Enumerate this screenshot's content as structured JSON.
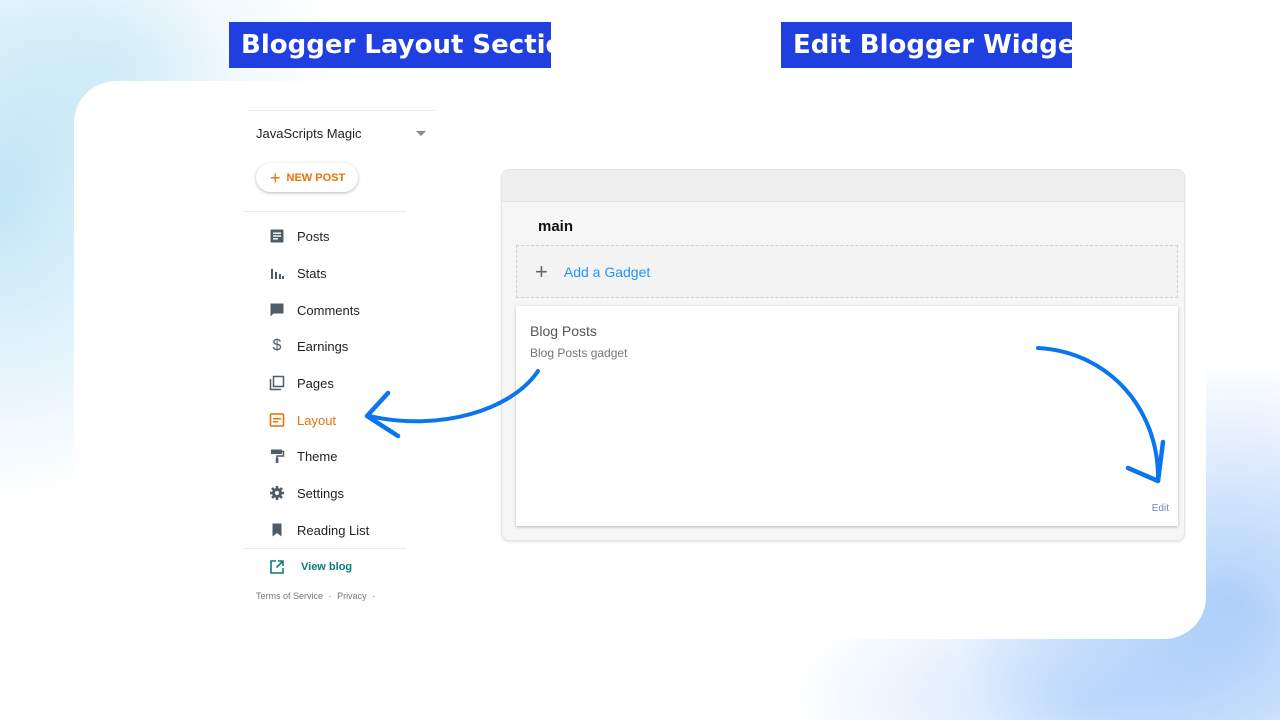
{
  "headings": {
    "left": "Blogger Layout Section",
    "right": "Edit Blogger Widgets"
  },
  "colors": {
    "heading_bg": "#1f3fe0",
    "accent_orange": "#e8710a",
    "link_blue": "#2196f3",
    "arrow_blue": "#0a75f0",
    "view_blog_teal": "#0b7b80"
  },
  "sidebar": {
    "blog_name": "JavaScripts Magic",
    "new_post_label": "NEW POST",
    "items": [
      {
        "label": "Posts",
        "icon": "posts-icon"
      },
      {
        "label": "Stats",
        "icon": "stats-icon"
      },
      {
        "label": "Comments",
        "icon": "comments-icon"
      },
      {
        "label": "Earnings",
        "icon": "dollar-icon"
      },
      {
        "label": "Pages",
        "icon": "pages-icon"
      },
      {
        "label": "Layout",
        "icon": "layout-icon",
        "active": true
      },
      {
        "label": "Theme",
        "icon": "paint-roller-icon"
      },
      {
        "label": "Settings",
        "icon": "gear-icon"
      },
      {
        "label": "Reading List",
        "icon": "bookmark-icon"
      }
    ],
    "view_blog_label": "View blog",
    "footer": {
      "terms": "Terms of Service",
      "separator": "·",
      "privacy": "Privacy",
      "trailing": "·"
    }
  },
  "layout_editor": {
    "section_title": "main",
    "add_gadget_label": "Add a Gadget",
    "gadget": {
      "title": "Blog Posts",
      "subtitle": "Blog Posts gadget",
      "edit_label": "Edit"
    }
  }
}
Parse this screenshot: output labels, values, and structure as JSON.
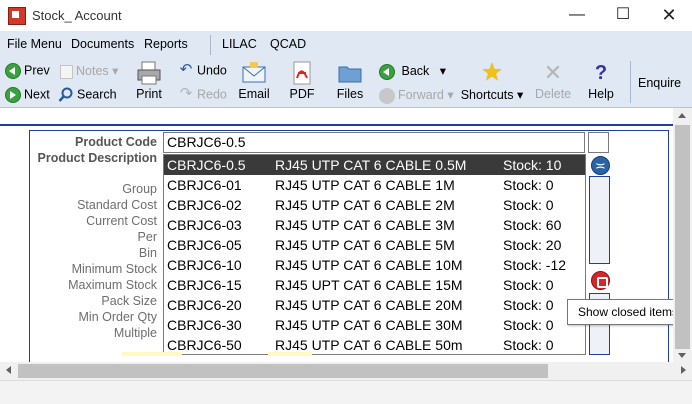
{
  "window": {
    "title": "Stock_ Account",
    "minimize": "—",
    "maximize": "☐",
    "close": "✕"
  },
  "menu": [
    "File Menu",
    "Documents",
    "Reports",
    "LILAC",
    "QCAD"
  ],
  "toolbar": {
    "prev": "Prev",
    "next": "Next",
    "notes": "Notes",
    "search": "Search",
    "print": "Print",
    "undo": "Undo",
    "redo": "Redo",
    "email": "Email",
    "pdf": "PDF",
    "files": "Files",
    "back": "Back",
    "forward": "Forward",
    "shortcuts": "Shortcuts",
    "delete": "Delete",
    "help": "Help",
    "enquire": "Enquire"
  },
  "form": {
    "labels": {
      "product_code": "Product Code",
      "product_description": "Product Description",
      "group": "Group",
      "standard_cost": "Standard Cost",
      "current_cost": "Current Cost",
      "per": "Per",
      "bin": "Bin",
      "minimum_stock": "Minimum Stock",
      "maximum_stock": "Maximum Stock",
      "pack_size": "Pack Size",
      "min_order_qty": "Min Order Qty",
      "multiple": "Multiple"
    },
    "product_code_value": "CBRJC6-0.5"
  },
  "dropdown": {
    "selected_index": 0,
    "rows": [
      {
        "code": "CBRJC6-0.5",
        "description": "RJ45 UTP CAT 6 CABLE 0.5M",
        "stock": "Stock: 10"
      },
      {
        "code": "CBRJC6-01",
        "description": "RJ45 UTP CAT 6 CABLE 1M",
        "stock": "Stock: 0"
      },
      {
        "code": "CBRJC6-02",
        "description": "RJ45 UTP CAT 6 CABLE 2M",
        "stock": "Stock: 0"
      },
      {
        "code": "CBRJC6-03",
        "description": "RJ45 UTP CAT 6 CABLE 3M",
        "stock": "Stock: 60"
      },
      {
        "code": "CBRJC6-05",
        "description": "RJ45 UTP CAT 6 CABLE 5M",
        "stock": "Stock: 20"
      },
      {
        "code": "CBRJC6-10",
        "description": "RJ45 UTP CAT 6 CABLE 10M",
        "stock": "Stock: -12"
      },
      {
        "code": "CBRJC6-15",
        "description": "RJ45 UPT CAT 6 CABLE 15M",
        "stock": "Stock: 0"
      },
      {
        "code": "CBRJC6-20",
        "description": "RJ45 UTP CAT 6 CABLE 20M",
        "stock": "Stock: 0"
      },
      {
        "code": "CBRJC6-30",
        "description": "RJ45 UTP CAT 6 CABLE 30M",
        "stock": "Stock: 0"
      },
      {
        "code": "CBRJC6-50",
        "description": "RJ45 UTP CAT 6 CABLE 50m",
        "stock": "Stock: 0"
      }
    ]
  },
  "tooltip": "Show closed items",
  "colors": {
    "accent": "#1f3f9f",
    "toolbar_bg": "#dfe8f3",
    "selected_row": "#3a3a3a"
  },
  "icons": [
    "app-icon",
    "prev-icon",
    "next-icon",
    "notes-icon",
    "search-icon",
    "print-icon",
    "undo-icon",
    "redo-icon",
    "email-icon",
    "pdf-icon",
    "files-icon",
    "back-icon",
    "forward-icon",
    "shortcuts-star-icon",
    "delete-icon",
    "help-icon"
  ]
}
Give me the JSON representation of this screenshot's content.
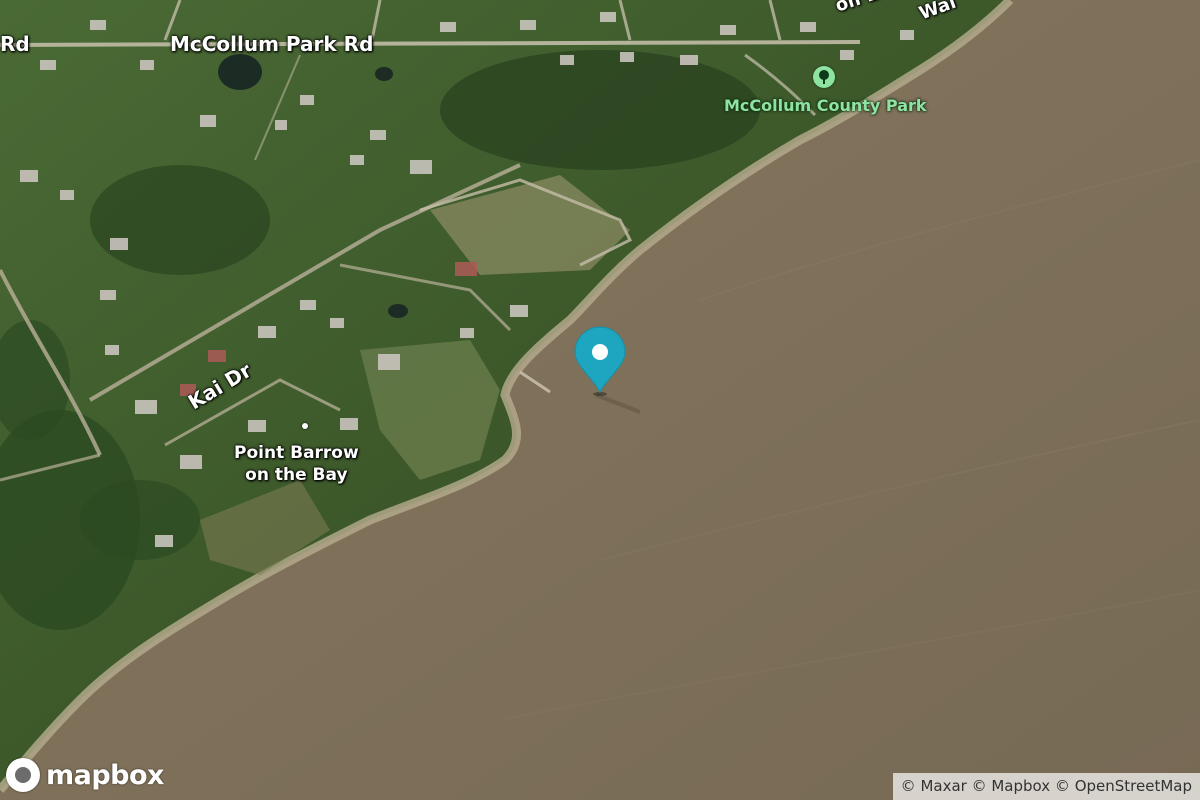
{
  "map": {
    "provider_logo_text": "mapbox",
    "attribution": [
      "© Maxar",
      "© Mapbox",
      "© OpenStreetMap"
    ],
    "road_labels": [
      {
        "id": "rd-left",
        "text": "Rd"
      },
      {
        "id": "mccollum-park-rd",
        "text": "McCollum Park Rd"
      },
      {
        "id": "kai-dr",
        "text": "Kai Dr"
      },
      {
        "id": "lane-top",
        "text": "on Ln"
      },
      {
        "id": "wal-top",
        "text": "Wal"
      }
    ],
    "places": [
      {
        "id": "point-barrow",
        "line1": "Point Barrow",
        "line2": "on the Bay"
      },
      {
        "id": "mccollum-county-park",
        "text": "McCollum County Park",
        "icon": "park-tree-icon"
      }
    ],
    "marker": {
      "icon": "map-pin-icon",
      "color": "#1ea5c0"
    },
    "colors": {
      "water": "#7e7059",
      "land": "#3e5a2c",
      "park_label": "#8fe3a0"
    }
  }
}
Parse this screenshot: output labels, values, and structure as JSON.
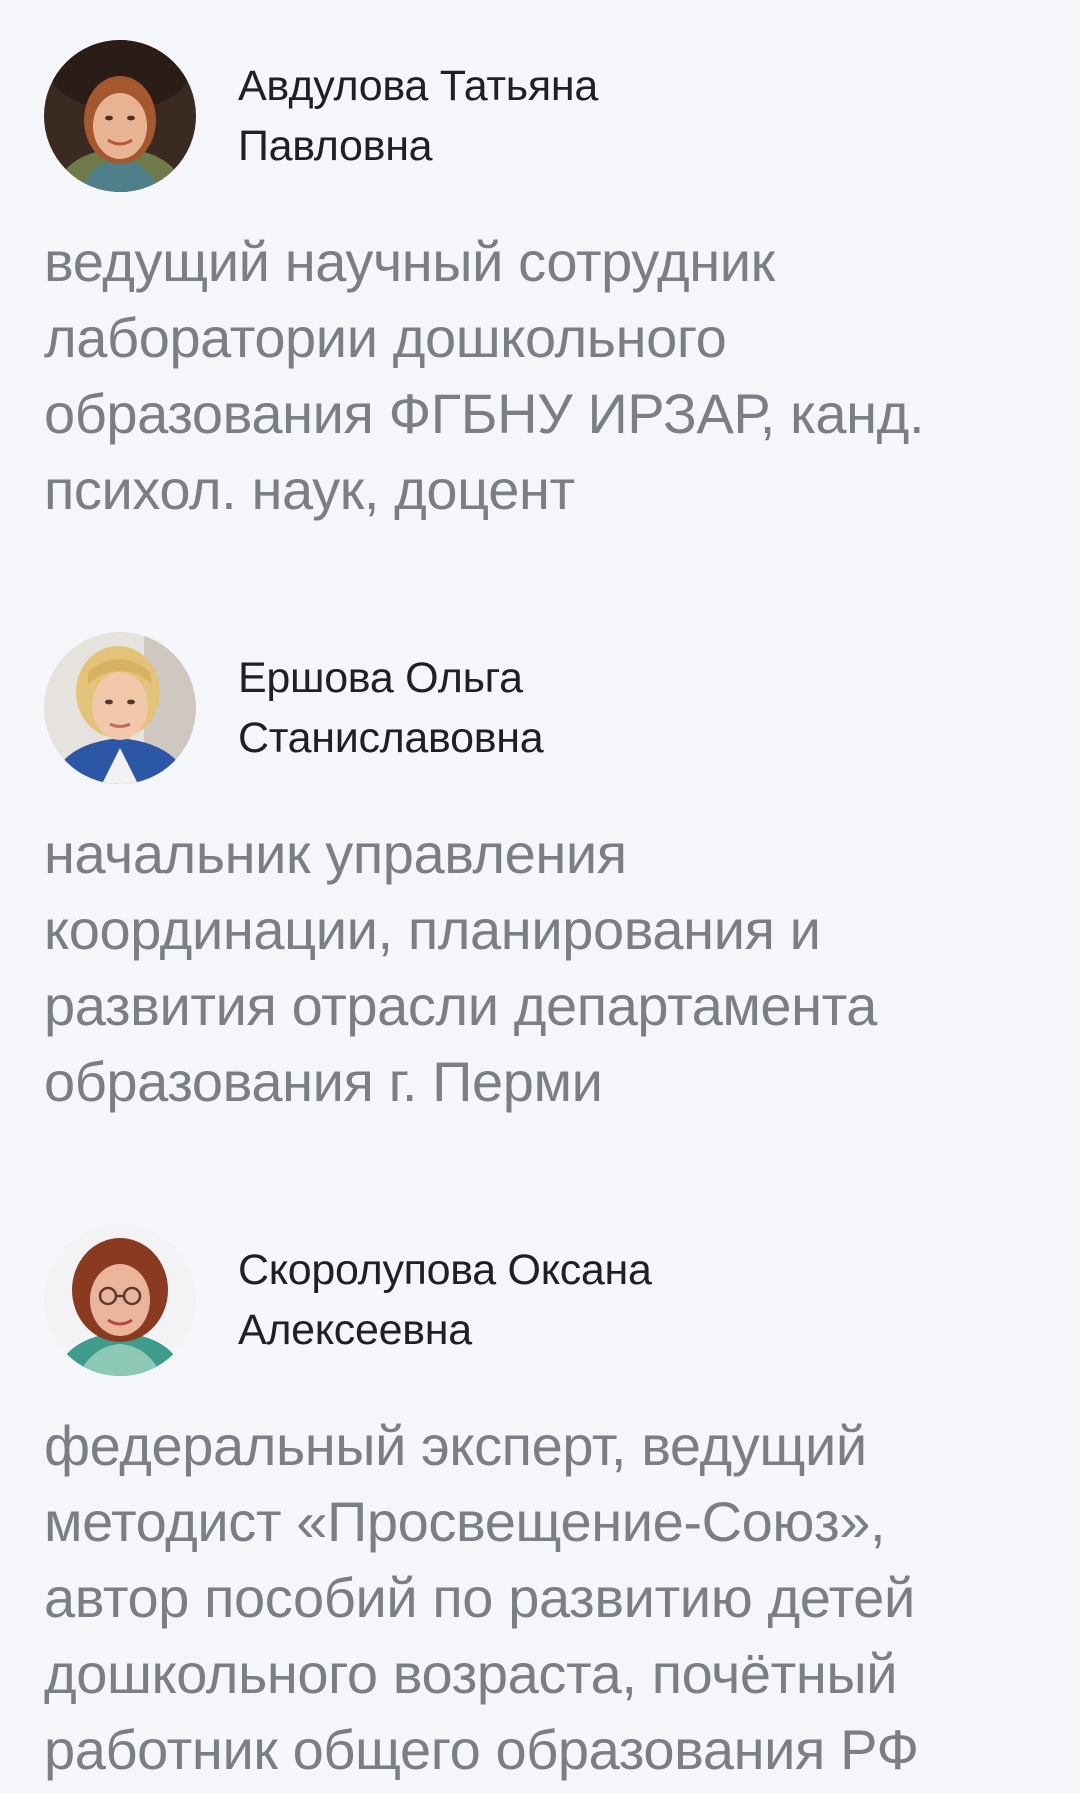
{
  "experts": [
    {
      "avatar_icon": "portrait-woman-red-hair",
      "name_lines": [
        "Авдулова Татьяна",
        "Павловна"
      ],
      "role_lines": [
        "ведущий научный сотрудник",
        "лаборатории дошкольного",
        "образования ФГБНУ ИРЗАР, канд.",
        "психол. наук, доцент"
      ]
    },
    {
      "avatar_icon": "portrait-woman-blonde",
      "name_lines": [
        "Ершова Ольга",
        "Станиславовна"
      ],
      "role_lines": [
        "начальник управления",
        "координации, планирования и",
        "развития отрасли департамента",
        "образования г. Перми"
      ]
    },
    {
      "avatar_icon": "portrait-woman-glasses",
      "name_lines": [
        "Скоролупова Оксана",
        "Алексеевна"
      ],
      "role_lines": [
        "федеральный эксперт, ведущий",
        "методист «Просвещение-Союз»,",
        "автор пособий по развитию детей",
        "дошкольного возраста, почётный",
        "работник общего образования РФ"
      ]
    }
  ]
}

********

▶ **AIM**
Output the full set of records above without changing a word, and drop the images.

▶ **PROBLEM SOLUTION**
Enumerate this screenshot's content as structured JSON.
{
  "headings": {
    "left": "Blogger Layout Section",
    "right": "Edit Blogger Widgets"
  },
  "colors": {
    "heading_bg": "#1f3fe0",
    "accent_orange": "#e8710a",
    "link_blue": "#2196f3",
    "arrow_blue": "#0a75f0",
    "view_blog_teal": "#0b7b80"
  },
  "sidebar": {
    "blog_name": "JavaScripts Magic",
    "new_post_label": "NEW POST",
    "items": [
      {
        "label": "Posts",
        "icon": "posts-icon"
      },
      {
        "label": "Stats",
        "icon": "stats-icon"
      },
      {
        "label": "Comments",
        "icon": "comments-icon"
      },
      {
        "label": "Earnings",
        "icon": "dollar-icon"
      },
      {
        "label": "Pages",
        "icon": "pages-icon"
      },
      {
        "label": "Layout",
        "icon": "layout-icon",
        "active": true
      },
      {
        "label": "Theme",
        "icon": "paint-roller-icon"
      },
      {
        "label": "Settings",
        "icon": "gear-icon"
      },
      {
        "label": "Reading List",
        "icon": "bookmark-icon"
      }
    ],
    "view_blog_label": "View blog",
    "footer": {
      "terms": "Terms of Service",
      "separator": "·",
      "privacy": "Privacy",
      "trailing": "·"
    }
  },
  "layout_editor": {
    "section_title": "main",
    "add_gadget_label": "Add a Gadget",
    "gadget": {
      "title": "Blog Posts",
      "subtitle": "Blog Posts gadget",
      "edit_label": "Edit"
    }
  }
}
Parse this screenshot: output labels, values, and structure as JSON.
{
  "window": {
    "title": "Stock_ Account",
    "minimize": "—",
    "maximize": "☐",
    "close": "✕"
  },
  "menu": [
    "File Menu",
    "Documents",
    "Reports",
    "LILAC",
    "QCAD"
  ],
  "toolbar": {
    "prev": "Prev",
    "next": "Next",
    "notes": "Notes",
    "search": "Search",
    "print": "Print",
    "undo": "Undo",
    "redo": "Redo",
    "email": "Email",
    "pdf": "PDF",
    "files": "Files",
    "back": "Back",
    "forward": "Forward",
    "shortcuts": "Shortcuts",
    "delete": "Delete",
    "help": "Help",
    "enquire": "Enquire"
  },
  "form": {
    "labels": {
      "product_code": "Product Code",
      "product_description": "Product Description",
      "group": "Group",
      "standard_cost": "Standard Cost",
      "current_cost": "Current Cost",
      "per": "Per",
      "bin": "Bin",
      "minimum_stock": "Minimum Stock",
      "maximum_stock": "Maximum Stock",
      "pack_size": "Pack Size",
      "min_order_qty": "Min Order Qty",
      "multiple": "Multiple"
    },
    "product_code_value": "CBRJC6-0.5"
  },
  "dropdown": {
    "selected_index": 0,
    "rows": [
      {
        "code": "CBRJC6-0.5",
        "description": "RJ45 UTP CAT 6 CABLE 0.5M",
        "stock": "Stock: 10"
      },
      {
        "code": "CBRJC6-01",
        "description": "RJ45 UTP CAT 6 CABLE 1M",
        "stock": "Stock: 0"
      },
      {
        "code": "CBRJC6-02",
        "description": "RJ45 UTP CAT 6 CABLE 2M",
        "stock": "Stock: 0"
      },
      {
        "code": "CBRJC6-03",
        "description": "RJ45 UTP CAT 6 CABLE 3M",
        "stock": "Stock: 60"
      },
      {
        "code": "CBRJC6-05",
        "description": "RJ45 UTP CAT 6 CABLE 5M",
        "stock": "Stock: 20"
      },
      {
        "code": "CBRJC6-10",
        "description": "RJ45 UTP CAT 6 CABLE 10M",
        "stock": "Stock: -12"
      },
      {
        "code": "CBRJC6-15",
        "description": "RJ45 UPT CAT 6 CABLE 15M",
        "stock": "Stock: 0"
      },
      {
        "code": "CBRJC6-20",
        "description": "RJ45 UTP CAT 6 CABLE 20M",
        "stock": "Stock: 0"
      },
      {
        "code": "CBRJC6-30",
        "description": "RJ45 UTP CAT 6 CABLE 30M",
        "stock": "Stock: 0"
      },
      {
        "code": "CBRJC6-50",
        "description": "RJ45 UTP CAT 6 CABLE 50m",
        "stock": "Stock: 0"
      }
    ]
  },
  "tooltip": "Show closed items",
  "colors": {
    "accent": "#1f3f9f",
    "toolbar_bg": "#dfe8f3",
    "selected_row": "#3a3a3a"
  },
  "icons": [
    "app-icon",
    "prev-icon",
    "next-icon",
    "notes-icon",
    "search-icon",
    "print-icon",
    "undo-icon",
    "redo-icon",
    "email-icon",
    "pdf-icon",
    "files-icon",
    "back-icon",
    "forward-icon",
    "shortcuts-star-icon",
    "delete-icon",
    "help-icon"
  ]
}
Give me the JSON representation of this screenshot's content.
{
  "map": {
    "provider_logo_text": "mapbox",
    "attribution": [
      "© Maxar",
      "© Mapbox",
      "© OpenStreetMap"
    ],
    "road_labels": [
      {
        "id": "rd-left",
        "text": "Rd"
      },
      {
        "id": "mccollum-park-rd",
        "text": "McCollum Park Rd"
      },
      {
        "id": "kai-dr",
        "text": "Kai Dr"
      },
      {
        "id": "lane-top",
        "text": "on Ln"
      },
      {
        "id": "wal-top",
        "text": "Wal"
      }
    ],
    "places": [
      {
        "id": "point-barrow",
        "line1": "Point Barrow",
        "line2": "on the Bay"
      },
      {
        "id": "mccollum-county-park",
        "text": "McCollum County Park",
        "icon": "park-tree-icon"
      }
    ],
    "marker": {
      "icon": "map-pin-icon",
      "color": "#1ea5c0"
    },
    "colors": {
      "water": "#7e7059",
      "land": "#3e5a2c",
      "park_label": "#8fe3a0"
    }
  }
}
Parse this screenshot: output labels, values, and structure as JSON.
{
  "experts": [
    {
      "avatar_icon": "portrait-woman-red-hair",
      "name_lines": [
        "Авдулова Татьяна",
        "Павловна"
      ],
      "role_lines": [
        "ведущий научный сотрудник",
        "лаборатории дошкольного",
        "образования ФГБНУ ИРЗАР, канд.",
        "психол. наук, доцент"
      ]
    },
    {
      "avatar_icon": "portrait-woman-blonde",
      "name_lines": [
        "Ершова Ольга",
        "Станиславовна"
      ],
      "role_lines": [
        "начальник управления",
        "координации, планирования и",
        "развития отрасли департамента",
        "образования г. Перми"
      ]
    },
    {
      "avatar_icon": "portrait-woman-glasses",
      "name_lines": [
        "Скоролупова Оксана",
        "Алексеевна"
      ],
      "role_lines": [
        "федеральный эксперт, ведущий",
        "методист «Просвещение-Союз»,",
        "автор пособий по развитию детей",
        "дошкольного возраста, почётный",
        "работник общего образования РФ"
      ]
    }
  ]
}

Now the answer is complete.